EXERCISE
Copy every record below exactly.

* begin RECORDS SUPPLIED *

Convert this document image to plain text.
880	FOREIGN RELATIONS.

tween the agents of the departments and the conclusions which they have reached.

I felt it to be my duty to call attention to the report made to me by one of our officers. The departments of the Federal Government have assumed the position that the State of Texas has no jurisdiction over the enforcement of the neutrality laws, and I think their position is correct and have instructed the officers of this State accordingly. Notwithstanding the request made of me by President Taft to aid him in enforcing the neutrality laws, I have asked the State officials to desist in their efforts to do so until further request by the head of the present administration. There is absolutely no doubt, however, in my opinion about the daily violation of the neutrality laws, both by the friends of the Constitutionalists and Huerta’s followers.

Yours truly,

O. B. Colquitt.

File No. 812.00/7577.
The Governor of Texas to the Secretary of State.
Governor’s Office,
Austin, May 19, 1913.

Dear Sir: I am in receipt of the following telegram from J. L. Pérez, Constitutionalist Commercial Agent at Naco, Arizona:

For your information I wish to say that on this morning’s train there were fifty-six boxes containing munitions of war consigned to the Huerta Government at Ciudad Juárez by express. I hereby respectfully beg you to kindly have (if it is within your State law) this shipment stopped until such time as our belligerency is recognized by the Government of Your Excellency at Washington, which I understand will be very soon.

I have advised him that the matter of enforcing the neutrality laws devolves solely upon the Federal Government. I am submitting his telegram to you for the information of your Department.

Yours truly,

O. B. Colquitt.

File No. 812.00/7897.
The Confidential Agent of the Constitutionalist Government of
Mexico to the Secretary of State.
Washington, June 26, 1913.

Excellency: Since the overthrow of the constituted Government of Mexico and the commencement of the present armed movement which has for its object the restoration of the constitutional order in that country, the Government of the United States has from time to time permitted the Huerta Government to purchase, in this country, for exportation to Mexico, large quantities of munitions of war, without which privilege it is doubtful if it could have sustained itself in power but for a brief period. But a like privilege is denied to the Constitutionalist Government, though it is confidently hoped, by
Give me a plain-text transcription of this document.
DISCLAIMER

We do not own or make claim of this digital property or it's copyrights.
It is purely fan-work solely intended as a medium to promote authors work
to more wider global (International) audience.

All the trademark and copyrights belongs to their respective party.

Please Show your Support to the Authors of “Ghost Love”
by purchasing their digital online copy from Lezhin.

* end RECORDS SUPPLIED *

WRITTEN ANSWER
Convert this document image to plain text.
880	FOREIGN RELATIONS.

tween the agents of the departments and the conclusions which they have reached.

I felt it to be my duty to call attention to the report made to me by one of our officers. The departments of the Federal Government have assumed the position that the State of Texas has no jurisdiction over the enforcement of the neutrality laws, and I think their position is correct and have instructed the officers of this State accordingly. Notwithstanding the request made of me by President Taft to aid him in enforcing the neutrality laws, I have asked the State officials to desist in their efforts to do so until further request by the head of the present administration. There is absolutely no doubt, however, in my opinion about the daily violation of the neutrality laws, both by the friends of the Constitutionalists and Huerta’s followers.

Yours truly,

O. B. Colquitt.

File No. 812.00/7577.
The Governor of Texas to the Secretary of State.
Governor’s Office,
Austin, May 19, 1913.

Dear Sir: I am in receipt of the following telegram from J. L. Pérez, Constitutionalist Commercial Agent at Naco, Arizona:

For your information I wish to say that on this morning’s train there were fifty-six boxes containing munitions of war consigned to the Huerta Government at Ciudad Juárez by express. I hereby respectfully beg you to kindly have (if it is within your State law) this shipment stopped until such time as our belligerency is recognized by the Government of Your Excellency at Washington, which I understand will be very soon.

I have advised him that the matter of enforcing the neutrality laws devolves solely upon the Federal Government. I am submitting his telegram to you for the information of your Department.

Yours truly,

O. B. Colquitt.

File No. 812.00/7897.
The Confidential Agent of the Constitutionalist Government of
Mexico to the Secretary of State.
Washington, June 26, 1913.

Excellency: Since the overthrow of the constituted Government of Mexico and the commencement of the present armed movement which has for its object the restoration of the constitutional order in that country, the Government of the United States has from time to time permitted the Huerta Government to purchase, in this country, for exportation to Mexico, large quantities of munitions of war, without which privilege it is doubtful if it could have sustained itself in power but for a brief period. But a like privilege is denied to the Constitutionalist Government, though it is confidently hoped, by
Give me a plain-text transcription of this document.
DISCLAIMER

We do not own or make claim of this digital property or it's copyrights.
It is purely fan-work solely intended as a medium to promote authors work
to more wider global (International) audience.

All the trademark and copyrights belongs to their respective party.

Please Show your Support to the Authors of “Ghost Love”
by purchasing their digital online copy from Lezhin.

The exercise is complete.